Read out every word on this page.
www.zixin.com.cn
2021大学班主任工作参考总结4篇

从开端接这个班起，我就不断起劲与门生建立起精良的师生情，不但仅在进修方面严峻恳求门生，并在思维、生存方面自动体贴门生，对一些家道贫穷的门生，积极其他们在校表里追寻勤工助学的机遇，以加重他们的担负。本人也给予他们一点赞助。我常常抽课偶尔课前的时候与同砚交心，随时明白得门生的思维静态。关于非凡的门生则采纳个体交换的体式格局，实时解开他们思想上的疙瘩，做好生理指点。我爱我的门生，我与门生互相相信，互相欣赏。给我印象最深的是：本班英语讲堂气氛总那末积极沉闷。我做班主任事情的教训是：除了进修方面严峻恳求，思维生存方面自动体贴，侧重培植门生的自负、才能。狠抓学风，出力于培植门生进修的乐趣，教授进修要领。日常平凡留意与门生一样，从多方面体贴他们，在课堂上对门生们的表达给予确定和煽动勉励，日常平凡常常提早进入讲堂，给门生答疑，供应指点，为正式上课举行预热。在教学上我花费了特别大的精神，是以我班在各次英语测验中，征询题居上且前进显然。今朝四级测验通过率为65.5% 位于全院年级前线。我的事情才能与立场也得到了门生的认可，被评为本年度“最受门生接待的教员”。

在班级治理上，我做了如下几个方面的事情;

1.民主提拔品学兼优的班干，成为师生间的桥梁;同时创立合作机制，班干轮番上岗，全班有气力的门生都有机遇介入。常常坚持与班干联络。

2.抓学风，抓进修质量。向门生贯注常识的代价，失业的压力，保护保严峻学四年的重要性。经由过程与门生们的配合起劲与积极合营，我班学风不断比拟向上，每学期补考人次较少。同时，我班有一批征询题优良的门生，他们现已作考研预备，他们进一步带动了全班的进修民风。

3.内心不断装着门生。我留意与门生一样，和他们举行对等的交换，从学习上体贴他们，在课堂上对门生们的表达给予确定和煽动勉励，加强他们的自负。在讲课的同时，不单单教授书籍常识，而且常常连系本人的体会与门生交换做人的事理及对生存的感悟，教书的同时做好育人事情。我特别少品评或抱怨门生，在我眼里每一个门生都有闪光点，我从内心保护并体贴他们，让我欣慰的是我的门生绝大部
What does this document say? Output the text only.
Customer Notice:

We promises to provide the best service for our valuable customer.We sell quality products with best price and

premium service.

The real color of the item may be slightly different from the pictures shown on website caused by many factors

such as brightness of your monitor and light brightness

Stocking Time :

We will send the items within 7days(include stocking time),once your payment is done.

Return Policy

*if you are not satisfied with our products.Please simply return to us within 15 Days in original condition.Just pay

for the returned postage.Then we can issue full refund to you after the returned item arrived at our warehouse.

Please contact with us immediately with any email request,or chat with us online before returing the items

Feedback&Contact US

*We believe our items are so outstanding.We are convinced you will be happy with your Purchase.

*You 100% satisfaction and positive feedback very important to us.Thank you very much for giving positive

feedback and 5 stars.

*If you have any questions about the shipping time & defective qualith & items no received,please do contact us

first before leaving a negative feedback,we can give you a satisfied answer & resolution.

···

▸ TASK TO CARRY OUT
Scan the lines for the string "your". Pick out every line that has it.

▸ CORRECT RESPONSE
such as brightness of your monitor and light brightness
We will send the items within 7days(include stocking time),once your payment is done.
*We believe our items are so outstanding.We are convinced you will be happy with your Purchase.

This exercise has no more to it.